-- begin Data shown --

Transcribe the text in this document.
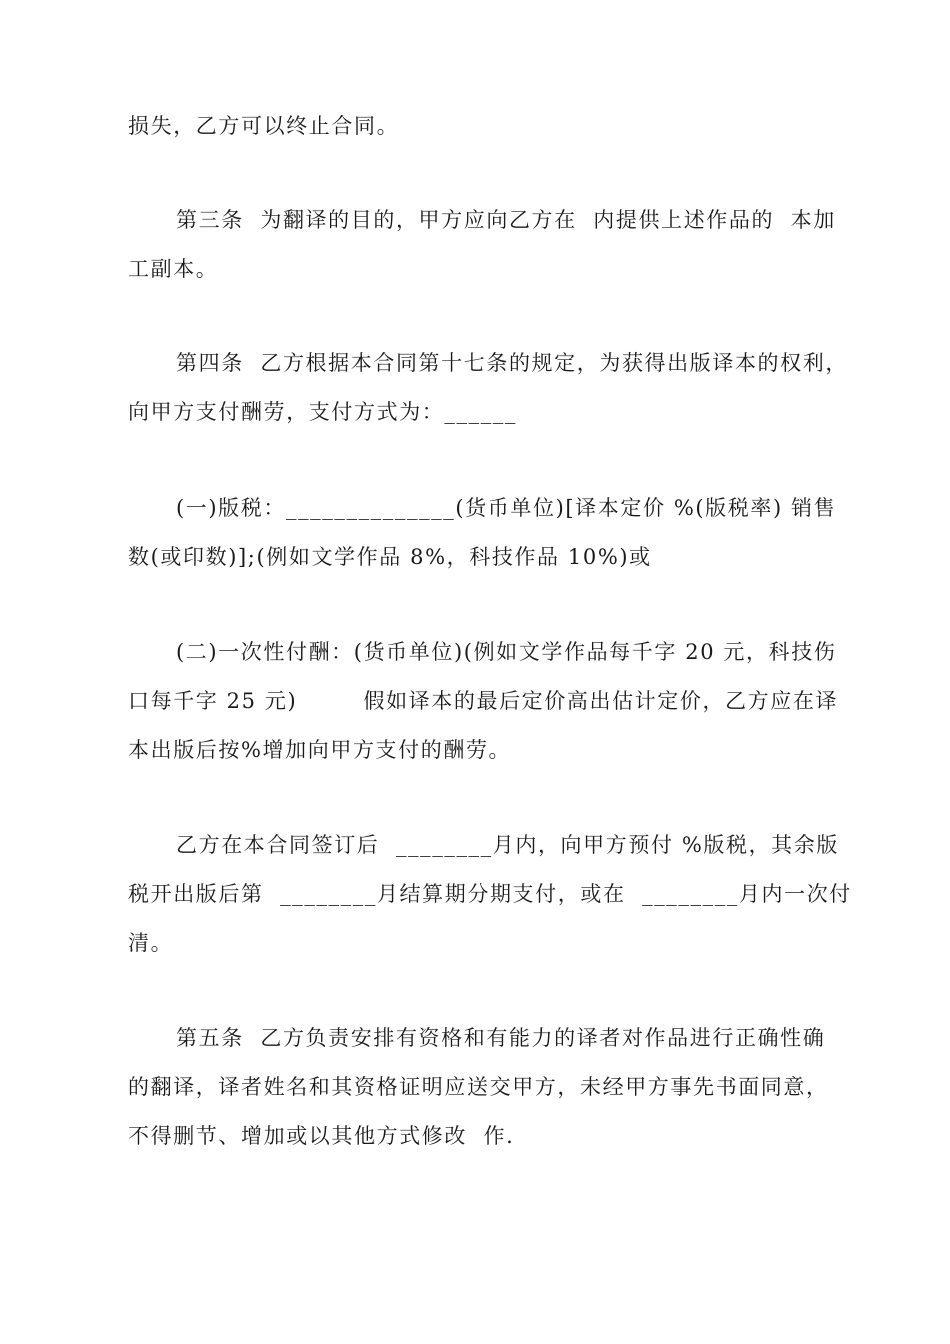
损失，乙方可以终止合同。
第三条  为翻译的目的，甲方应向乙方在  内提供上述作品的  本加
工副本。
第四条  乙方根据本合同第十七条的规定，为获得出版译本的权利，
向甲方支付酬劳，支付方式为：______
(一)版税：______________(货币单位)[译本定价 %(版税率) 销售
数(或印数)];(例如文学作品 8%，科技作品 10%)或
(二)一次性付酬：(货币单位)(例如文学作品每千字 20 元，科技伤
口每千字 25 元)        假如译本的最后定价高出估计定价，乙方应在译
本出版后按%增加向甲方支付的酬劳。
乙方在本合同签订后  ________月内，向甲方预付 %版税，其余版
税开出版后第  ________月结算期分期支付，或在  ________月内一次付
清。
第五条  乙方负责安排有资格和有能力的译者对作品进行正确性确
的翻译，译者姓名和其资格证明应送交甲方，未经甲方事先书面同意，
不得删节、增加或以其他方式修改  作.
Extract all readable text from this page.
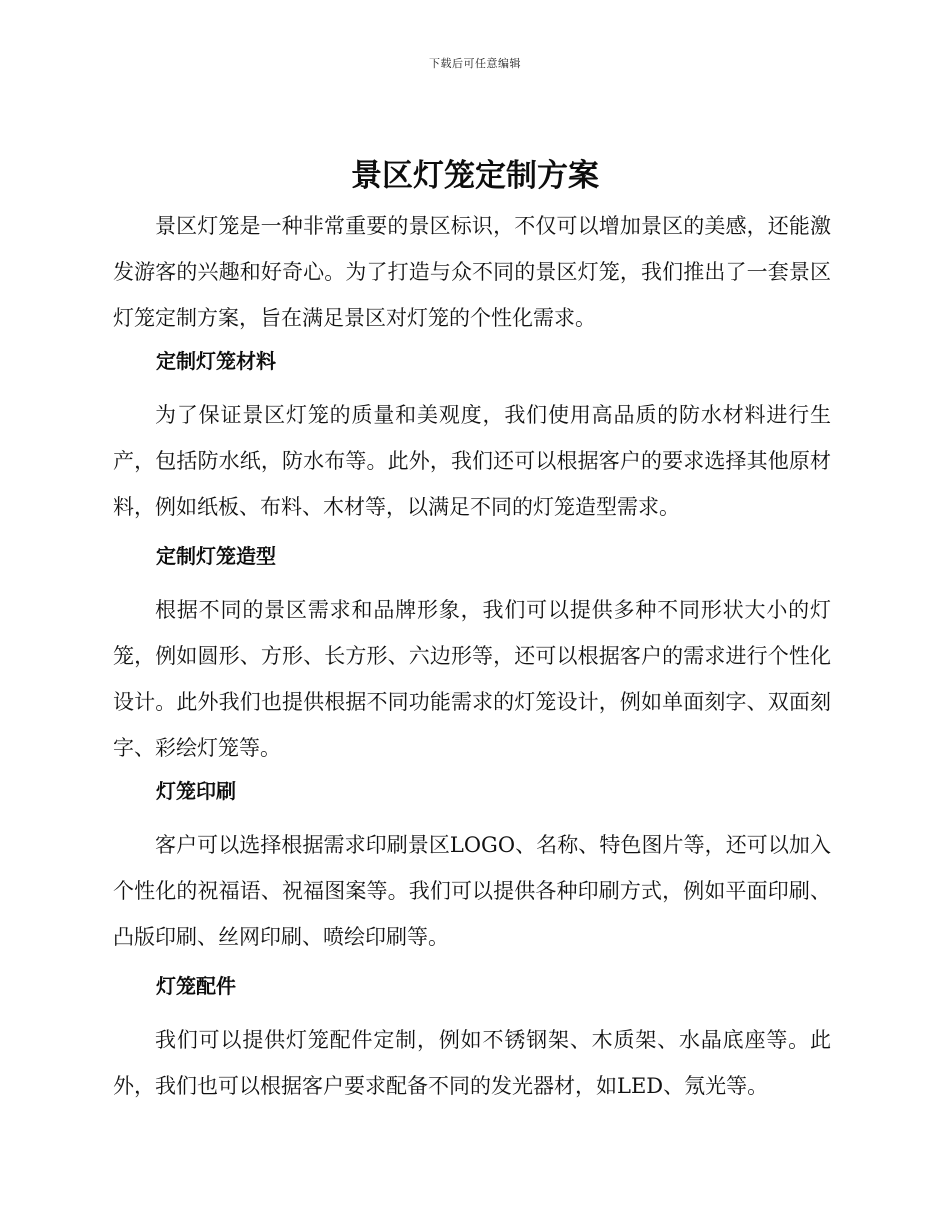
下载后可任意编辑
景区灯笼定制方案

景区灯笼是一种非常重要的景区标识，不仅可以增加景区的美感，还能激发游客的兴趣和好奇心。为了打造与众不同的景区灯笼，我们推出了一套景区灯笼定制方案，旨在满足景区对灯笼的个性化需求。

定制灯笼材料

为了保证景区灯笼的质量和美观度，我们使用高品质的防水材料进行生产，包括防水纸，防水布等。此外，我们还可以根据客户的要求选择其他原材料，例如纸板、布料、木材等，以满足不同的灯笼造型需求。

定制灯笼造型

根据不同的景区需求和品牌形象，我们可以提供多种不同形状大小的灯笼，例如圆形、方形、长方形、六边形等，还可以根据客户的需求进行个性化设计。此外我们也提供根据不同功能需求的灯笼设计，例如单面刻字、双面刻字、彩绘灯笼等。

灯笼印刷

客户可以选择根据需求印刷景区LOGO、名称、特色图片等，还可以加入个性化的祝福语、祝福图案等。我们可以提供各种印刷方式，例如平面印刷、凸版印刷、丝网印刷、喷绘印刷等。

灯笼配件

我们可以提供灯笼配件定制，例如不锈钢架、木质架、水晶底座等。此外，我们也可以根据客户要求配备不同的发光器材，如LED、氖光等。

-- end Data shown --

*Work instructions*
Repeat the records in full, exactly as they appear, without the pictures.

*Exercise answer*
Transcribe the text in this document.
损失，乙方可以终止合同。
第三条  为翻译的目的，甲方应向乙方在  内提供上述作品的  本加
工副本。
第四条  乙方根据本合同第十七条的规定，为获得出版译本的权利，
向甲方支付酬劳，支付方式为：______
(一)版税：______________(货币单位)[译本定价 %(版税率) 销售
数(或印数)];(例如文学作品 8%，科技作品 10%)或
(二)一次性付酬：(货币单位)(例如文学作品每千字 20 元，科技伤
口每千字 25 元)        假如译本的最后定价高出估计定价，乙方应在译
本出版后按%增加向甲方支付的酬劳。
乙方在本合同签订后  ________月内，向甲方预付 %版税，其余版
税开出版后第  ________月结算期分期支付，或在  ________月内一次付
清。
第五条  乙方负责安排有资格和有能力的译者对作品进行正确性确
的翻译，译者姓名和其资格证明应送交甲方，未经甲方事先书面同意，
不得删节、增加或以其他方式修改  作.
Extract all readable text from this page.
下载后可任意编辑
景区灯笼定制方案

景区灯笼是一种非常重要的景区标识，不仅可以增加景区的美感，还能激发游客的兴趣和好奇心。为了打造与众不同的景区灯笼，我们推出了一套景区灯笼定制方案，旨在满足景区对灯笼的个性化需求。

定制灯笼材料

为了保证景区灯笼的质量和美观度，我们使用高品质的防水材料进行生产，包括防水纸，防水布等。此外，我们还可以根据客户的要求选择其他原材料，例如纸板、布料、木材等，以满足不同的灯笼造型需求。

定制灯笼造型

根据不同的景区需求和品牌形象，我们可以提供多种不同形状大小的灯笼，例如圆形、方形、长方形、六边形等，还可以根据客户的需求进行个性化设计。此外我们也提供根据不同功能需求的灯笼设计，例如单面刻字、双面刻字、彩绘灯笼等。

灯笼印刷

客户可以选择根据需求印刷景区LOGO、名称、特色图片等，还可以加入个性化的祝福语、祝福图案等。我们可以提供各种印刷方式，例如平面印刷、凸版印刷、丝网印刷、喷绘印刷等。

灯笼配件

我们可以提供灯笼配件定制，例如不锈钢架、木质架、水晶底座等。此外，我们也可以根据客户要求配备不同的发光器材，如LED、氖光等。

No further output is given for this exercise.